— start —
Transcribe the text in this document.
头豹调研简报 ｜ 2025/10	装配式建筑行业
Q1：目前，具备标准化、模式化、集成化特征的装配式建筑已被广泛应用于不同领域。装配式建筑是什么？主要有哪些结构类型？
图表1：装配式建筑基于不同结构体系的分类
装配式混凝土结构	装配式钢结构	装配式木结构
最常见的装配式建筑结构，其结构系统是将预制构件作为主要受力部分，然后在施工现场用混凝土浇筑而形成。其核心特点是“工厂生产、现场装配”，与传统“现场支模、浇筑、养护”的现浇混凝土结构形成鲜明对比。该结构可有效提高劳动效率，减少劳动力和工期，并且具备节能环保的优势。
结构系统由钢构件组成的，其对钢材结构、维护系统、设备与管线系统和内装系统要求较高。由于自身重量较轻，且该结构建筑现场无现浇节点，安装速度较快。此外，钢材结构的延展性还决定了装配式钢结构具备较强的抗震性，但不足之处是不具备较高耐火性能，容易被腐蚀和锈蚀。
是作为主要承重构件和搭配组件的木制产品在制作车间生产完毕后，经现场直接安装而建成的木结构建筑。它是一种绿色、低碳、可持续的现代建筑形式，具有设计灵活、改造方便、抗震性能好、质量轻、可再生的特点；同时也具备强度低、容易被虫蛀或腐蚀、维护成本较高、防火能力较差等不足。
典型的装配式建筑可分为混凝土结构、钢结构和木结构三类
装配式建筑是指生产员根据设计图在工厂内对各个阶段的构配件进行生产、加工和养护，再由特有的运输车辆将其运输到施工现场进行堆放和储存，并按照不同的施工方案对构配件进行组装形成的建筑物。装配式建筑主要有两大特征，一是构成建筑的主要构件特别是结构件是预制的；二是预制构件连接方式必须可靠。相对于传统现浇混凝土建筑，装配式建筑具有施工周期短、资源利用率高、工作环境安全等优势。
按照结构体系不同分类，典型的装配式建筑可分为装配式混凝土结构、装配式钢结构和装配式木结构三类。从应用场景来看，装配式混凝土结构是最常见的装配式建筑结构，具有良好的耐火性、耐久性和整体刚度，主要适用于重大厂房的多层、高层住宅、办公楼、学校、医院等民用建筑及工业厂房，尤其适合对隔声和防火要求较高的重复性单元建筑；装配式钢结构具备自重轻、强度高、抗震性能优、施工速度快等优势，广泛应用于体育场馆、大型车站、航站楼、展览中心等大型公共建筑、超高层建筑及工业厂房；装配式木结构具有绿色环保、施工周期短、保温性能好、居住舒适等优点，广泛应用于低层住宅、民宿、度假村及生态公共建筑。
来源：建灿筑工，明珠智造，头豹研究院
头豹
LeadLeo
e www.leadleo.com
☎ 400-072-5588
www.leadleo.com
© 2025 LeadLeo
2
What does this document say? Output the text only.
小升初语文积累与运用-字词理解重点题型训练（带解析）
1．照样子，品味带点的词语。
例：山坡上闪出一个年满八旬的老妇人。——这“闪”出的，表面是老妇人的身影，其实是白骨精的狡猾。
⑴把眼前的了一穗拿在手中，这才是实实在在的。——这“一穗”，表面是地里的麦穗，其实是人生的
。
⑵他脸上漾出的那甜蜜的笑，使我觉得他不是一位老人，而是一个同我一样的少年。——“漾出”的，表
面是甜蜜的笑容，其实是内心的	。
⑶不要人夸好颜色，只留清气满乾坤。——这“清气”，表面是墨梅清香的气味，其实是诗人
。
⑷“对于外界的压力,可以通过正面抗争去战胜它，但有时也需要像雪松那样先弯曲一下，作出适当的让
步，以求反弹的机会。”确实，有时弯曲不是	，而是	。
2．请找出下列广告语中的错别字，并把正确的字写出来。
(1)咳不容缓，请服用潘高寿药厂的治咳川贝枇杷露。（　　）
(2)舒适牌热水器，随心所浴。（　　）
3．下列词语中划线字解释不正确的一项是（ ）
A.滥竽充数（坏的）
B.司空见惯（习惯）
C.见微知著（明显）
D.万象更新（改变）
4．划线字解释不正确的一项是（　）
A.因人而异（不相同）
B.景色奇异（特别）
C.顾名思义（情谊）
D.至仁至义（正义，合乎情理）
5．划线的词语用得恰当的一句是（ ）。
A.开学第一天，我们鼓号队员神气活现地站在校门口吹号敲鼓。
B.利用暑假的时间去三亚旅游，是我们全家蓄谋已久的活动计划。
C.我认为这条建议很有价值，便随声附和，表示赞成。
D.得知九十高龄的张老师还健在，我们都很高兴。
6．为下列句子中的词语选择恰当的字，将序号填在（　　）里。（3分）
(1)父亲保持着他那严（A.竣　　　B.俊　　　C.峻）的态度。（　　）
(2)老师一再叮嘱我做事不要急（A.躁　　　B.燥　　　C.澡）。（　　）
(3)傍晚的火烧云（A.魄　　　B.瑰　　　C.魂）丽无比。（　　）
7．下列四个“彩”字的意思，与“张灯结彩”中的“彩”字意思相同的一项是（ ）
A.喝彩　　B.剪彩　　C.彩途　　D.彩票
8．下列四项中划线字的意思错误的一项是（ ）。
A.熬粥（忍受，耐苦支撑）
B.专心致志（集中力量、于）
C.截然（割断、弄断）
— end —
• [Problem]:
Return the lines above exactly, keeping every word.

• [Written solution]:
Transcribe the text in this document.
头豹调研简报 ｜ 2025/10	装配式建筑行业
Q1：目前，具备标准化、模式化、集成化特征的装配式建筑已被广泛应用于不同领域。装配式建筑是什么？主要有哪些结构类型？
图表1：装配式建筑基于不同结构体系的分类
装配式混凝土结构	装配式钢结构	装配式木结构
最常见的装配式建筑结构，其结构系统是将预制构件作为主要受力部分，然后在施工现场用混凝土浇筑而形成。其核心特点是“工厂生产、现场装配”，与传统“现场支模、浇筑、养护”的现浇混凝土结构形成鲜明对比。该结构可有效提高劳动效率，减少劳动力和工期，并且具备节能环保的优势。
结构系统由钢构件组成的，其对钢材结构、维护系统、设备与管线系统和内装系统要求较高。由于自身重量较轻，且该结构建筑现场无现浇节点，安装速度较快。此外，钢材结构的延展性还决定了装配式钢结构具备较强的抗震性，但不足之处是不具备较高耐火性能，容易被腐蚀和锈蚀。
是作为主要承重构件和搭配组件的木制产品在制作车间生产完毕后，经现场直接安装而建成的木结构建筑。它是一种绿色、低碳、可持续的现代建筑形式，具有设计灵活、改造方便、抗震性能好、质量轻、可再生的特点；同时也具备强度低、容易被虫蛀或腐蚀、维护成本较高、防火能力较差等不足。
典型的装配式建筑可分为混凝土结构、钢结构和木结构三类
装配式建筑是指生产员根据设计图在工厂内对各个阶段的构配件进行生产、加工和养护，再由特有的运输车辆将其运输到施工现场进行堆放和储存，并按照不同的施工方案对构配件进行组装形成的建筑物。装配式建筑主要有两大特征，一是构成建筑的主要构件特别是结构件是预制的；二是预制构件连接方式必须可靠。相对于传统现浇混凝土建筑，装配式建筑具有施工周期短、资源利用率高、工作环境安全等优势。
按照结构体系不同分类，典型的装配式建筑可分为装配式混凝土结构、装配式钢结构和装配式木结构三类。从应用场景来看，装配式混凝土结构是最常见的装配式建筑结构，具有良好的耐火性、耐久性和整体刚度，主要适用于重大厂房的多层、高层住宅、办公楼、学校、医院等民用建筑及工业厂房，尤其适合对隔声和防火要求较高的重复性单元建筑；装配式钢结构具备自重轻、强度高、抗震性能优、施工速度快等优势，广泛应用于体育场馆、大型车站、航站楼、展览中心等大型公共建筑、超高层建筑及工业厂房；装配式木结构具有绿色环保、施工周期短、保温性能好、居住舒适等优点，广泛应用于低层住宅、民宿、度假村及生态公共建筑。
来源：建灿筑工，明珠智造，头豹研究院
头豹
LeadLeo
e www.leadleo.com
☎ 400-072-5588
www.leadleo.com
© 2025 LeadLeo
2
What does this document say? Output the text only.
小升初语文积累与运用-字词理解重点题型训练（带解析）
1．照样子，品味带点的词语。
例：山坡上闪出一个年满八旬的老妇人。——这“闪”出的，表面是老妇人的身影，其实是白骨精的狡猾。
⑴把眼前的了一穗拿在手中，这才是实实在在的。——这“一穗”，表面是地里的麦穗，其实是人生的
。
⑵他脸上漾出的那甜蜜的笑，使我觉得他不是一位老人，而是一个同我一样的少年。——“漾出”的，表
面是甜蜜的笑容，其实是内心的	。
⑶不要人夸好颜色，只留清气满乾坤。——这“清气”，表面是墨梅清香的气味，其实是诗人
。
⑷“对于外界的压力,可以通过正面抗争去战胜它，但有时也需要像雪松那样先弯曲一下，作出适当的让
步，以求反弹的机会。”确实，有时弯曲不是	，而是	。
2．请找出下列广告语中的错别字，并把正确的字写出来。
(1)咳不容缓，请服用潘高寿药厂的治咳川贝枇杷露。（　　）
(2)舒适牌热水器，随心所浴。（　　）
3．下列词语中划线字解释不正确的一项是（ ）
A.滥竽充数（坏的）
B.司空见惯（习惯）
C.见微知著（明显）
D.万象更新（改变）
4．划线字解释不正确的一项是（　）
A.因人而异（不相同）
B.景色奇异（特别）
C.顾名思义（情谊）
D.至仁至义（正义，合乎情理）
5．划线的词语用得恰当的一句是（ ）。
A.开学第一天，我们鼓号队员神气活现地站在校门口吹号敲鼓。
B.利用暑假的时间去三亚旅游，是我们全家蓄谋已久的活动计划。
C.我认为这条建议很有价值，便随声附和，表示赞成。
D.得知九十高龄的张老师还健在，我们都很高兴。
6．为下列句子中的词语选择恰当的字，将序号填在（　　）里。（3分）
(1)父亲保持着他那严（A.竣　　　B.俊　　　C.峻）的态度。（　　）
(2)老师一再叮嘱我做事不要急（A.躁　　　B.燥　　　C.澡）。（　　）
(3)傍晚的火烧云（A.魄　　　B.瑰　　　C.魂）丽无比。（　　）
7．下列四个“彩”字的意思，与“张灯结彩”中的“彩”字意思相同的一项是（ ）
A.喝彩　　B.剪彩　　C.彩途　　D.彩票
8．下列四项中划线字的意思错误的一项是（ ）。
A.熬粥（忍受，耐苦支撑）
B.专心致志（集中力量、于）
C.截然（割断、弄断）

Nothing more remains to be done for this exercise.